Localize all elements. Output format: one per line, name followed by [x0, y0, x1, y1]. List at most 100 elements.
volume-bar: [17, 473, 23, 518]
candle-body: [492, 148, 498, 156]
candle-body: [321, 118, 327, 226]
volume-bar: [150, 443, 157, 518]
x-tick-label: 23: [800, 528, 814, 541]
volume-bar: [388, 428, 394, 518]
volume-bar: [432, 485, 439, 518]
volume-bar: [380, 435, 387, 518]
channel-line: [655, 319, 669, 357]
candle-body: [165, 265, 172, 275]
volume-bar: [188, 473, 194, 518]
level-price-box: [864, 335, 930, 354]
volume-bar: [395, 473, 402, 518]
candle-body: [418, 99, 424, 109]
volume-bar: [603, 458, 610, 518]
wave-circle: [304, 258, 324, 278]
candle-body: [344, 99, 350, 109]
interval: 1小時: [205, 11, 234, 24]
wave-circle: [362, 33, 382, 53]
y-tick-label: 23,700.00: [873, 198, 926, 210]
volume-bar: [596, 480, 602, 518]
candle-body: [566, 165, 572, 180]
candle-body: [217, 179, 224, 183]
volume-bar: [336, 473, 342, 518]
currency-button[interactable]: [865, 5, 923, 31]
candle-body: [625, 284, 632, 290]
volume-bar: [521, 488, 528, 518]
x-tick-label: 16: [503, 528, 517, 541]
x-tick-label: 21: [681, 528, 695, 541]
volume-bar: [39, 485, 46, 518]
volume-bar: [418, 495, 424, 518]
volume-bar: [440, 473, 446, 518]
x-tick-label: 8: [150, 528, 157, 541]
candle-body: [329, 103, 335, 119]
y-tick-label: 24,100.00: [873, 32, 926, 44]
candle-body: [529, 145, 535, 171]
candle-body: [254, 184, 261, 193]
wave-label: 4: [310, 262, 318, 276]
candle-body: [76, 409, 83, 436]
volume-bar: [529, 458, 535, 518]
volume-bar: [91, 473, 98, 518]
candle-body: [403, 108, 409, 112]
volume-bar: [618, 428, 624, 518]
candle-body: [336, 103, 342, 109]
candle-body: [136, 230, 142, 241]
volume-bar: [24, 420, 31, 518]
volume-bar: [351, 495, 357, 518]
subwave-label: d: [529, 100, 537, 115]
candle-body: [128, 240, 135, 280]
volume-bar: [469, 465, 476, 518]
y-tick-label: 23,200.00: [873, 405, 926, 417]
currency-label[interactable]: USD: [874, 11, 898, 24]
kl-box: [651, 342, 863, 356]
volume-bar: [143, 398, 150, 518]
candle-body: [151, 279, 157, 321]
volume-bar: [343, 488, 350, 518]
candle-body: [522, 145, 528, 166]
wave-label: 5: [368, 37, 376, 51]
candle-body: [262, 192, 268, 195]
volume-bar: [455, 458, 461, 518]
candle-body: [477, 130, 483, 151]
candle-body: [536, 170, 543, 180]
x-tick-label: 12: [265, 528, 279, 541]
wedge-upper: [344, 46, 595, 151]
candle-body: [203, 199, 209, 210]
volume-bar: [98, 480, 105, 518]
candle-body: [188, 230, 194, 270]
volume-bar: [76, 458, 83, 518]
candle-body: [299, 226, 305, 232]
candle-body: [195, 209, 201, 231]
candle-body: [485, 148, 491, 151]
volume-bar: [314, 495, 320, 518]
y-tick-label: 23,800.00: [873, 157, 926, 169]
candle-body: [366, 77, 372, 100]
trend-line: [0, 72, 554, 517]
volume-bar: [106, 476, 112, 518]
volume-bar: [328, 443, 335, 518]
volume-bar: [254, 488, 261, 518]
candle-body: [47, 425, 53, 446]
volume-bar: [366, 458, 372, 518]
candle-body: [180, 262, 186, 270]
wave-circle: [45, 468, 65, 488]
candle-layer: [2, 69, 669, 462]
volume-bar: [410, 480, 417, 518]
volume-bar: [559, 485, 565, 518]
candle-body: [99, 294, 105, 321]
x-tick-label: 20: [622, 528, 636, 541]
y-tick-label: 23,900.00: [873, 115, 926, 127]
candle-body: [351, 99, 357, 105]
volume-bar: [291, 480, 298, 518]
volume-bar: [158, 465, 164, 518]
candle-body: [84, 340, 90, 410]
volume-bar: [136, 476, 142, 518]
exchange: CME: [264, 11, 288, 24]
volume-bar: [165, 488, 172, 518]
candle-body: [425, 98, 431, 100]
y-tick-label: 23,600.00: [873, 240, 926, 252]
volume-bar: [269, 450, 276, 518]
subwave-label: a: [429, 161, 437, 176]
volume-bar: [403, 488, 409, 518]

What you need to do :: Arrange every line of the records above as a numbered list, leaving out any blank lines.

Result of this task ::
1. Localize all elements. Output format: one per line, name followed by [x0, y0, x1, y1]. List at most 100 elements.
2. volume-bar: [17, 473, 23, 518]
3. candle-body: [492, 148, 498, 156]
4. candle-body: [321, 118, 327, 226]
5. volume-bar: [150, 443, 157, 518]
6. x-tick-label: 23: [800, 528, 814, 541]
7. volume-bar: [388, 428, 394, 518]
8. volume-bar: [432, 485, 439, 518]
9. volume-bar: [380, 435, 387, 518]
10. channel-line: [655, 319, 669, 357]
11. candle-body: [165, 265, 172, 275]
12. volume-bar: [188, 473, 194, 518]
13. level-price-box: [864, 335, 930, 354]
14. volume-bar: [395, 473, 402, 518]
15. candle-body: [418, 99, 424, 109]
16. volume-bar: [603, 458, 610, 518]
17. wave-circle: [304, 258, 324, 278]
18. candle-body: [344, 99, 350, 109]
19. interval: 1小時: [205, 11, 234, 24]
20. wave-circle: [362, 33, 382, 53]
21. y-tick-label: 23,700.00: [873, 198, 926, 210]
22. volume-bar: [596, 480, 602, 518]
23. candle-body: [566, 165, 572, 180]
24. candle-body: [217, 179, 224, 183]
25. volume-bar: [336, 473, 342, 518]
26. currency-button[interactable]: [865, 5, 923, 31]
27. candle-body: [625, 284, 632, 290]
28. volume-bar: [521, 488, 528, 518]
29. x-tick-label: 16: [503, 528, 517, 541]
30. x-tick-label: 21: [681, 528, 695, 541]
31. volume-bar: [39, 485, 46, 518]
32. volume-bar: [418, 495, 424, 518]
33. volume-bar: [440, 473, 446, 518]
34. x-tick-label: 8: [150, 528, 157, 541]
35. candle-body: [329, 103, 335, 119]
36. y-tick-label: 24,100.00: [873, 32, 926, 44]
37. candle-body: [529, 145, 535, 171]
38. candle-body: [254, 184, 261, 193]
39. wave-label: 4: [310, 262, 318, 276]
40. candle-body: [76, 409, 83, 436]
41. volume-bar: [529, 458, 535, 518]
42. volume-bar: [91, 473, 98, 518]
43. candle-body: [403, 108, 409, 112]
44. volume-bar: [618, 428, 624, 518]
45. candle-body: [336, 103, 342, 109]
46. candle-body: [136, 230, 142, 241]
47. volume-bar: [24, 420, 31, 518]
48. volume-bar: [351, 495, 357, 518]
49. subwave-label: d: [529, 100, 537, 115]
50. candle-body: [128, 240, 135, 280]
51. volume-bar: [469, 465, 476, 518]
52. y-tick-label: 23,200.00: [873, 405, 926, 417]
53. currency-label[interactable]: USD: [874, 11, 898, 24]
54. kl-box: [651, 342, 863, 356]
55. volume-bar: [143, 398, 150, 518]
56. candle-body: [151, 279, 157, 321]
57. volume-bar: [343, 488, 350, 518]
58. candle-body: [522, 145, 528, 166]
59. wave-label: 5: [368, 37, 376, 51]
60. candle-body: [262, 192, 268, 195]
61. volume-bar: [455, 458, 461, 518]
62. candle-body: [477, 130, 483, 151]
63. candle-body: [536, 170, 543, 180]
64. x-tick-label: 12: [265, 528, 279, 541]
65. wedge-upper: [344, 46, 595, 151]
66. candle-body: [203, 199, 209, 210]
67. volume-bar: [98, 480, 105, 518]
68. candle-body: [188, 230, 194, 270]
69. volume-bar: [76, 458, 83, 518]
70. candle-body: [299, 226, 305, 232]
71. candle-body: [195, 209, 201, 231]
72. candle-body: [485, 148, 491, 151]
73. volume-bar: [314, 495, 320, 518]
74. y-tick-label: 23,800.00: [873, 157, 926, 169]
75. candle-body: [366, 77, 372, 100]
76. trend-line: [0, 72, 554, 517]
77. volume-bar: [106, 476, 112, 518]
78. volume-bar: [328, 443, 335, 518]
79. volume-bar: [254, 488, 261, 518]
80. candle-body: [47, 425, 53, 446]
81. volume-bar: [366, 458, 372, 518]
82. candle-body: [180, 262, 186, 270]
83. wave-circle: [45, 468, 65, 488]
84. candle-layer: [2, 69, 669, 462]
85. volume-bar: [410, 480, 417, 518]
86. volume-bar: [559, 485, 565, 518]
87. candle-body: [99, 294, 105, 321]
88. x-tick-label: 20: [622, 528, 636, 541]
89. y-tick-label: 23,900.00: [873, 115, 926, 127]
90. candle-body: [351, 99, 357, 105]
91. volume-bar: [291, 480, 298, 518]
92. volume-bar: [158, 465, 164, 518]
93. candle-body: [84, 340, 90, 410]
94. volume-bar: [136, 476, 142, 518]
95. exchange: CME: [264, 11, 288, 24]
96. volume-bar: [165, 488, 172, 518]
97. candle-body: [425, 98, 431, 100]
98. y-tick-label: 23,600.00: [873, 240, 926, 252]
99. volume-bar: [269, 450, 276, 518]
100. subwave-label: a: [429, 161, 437, 176]
101. volume-bar: [403, 488, 409, 518]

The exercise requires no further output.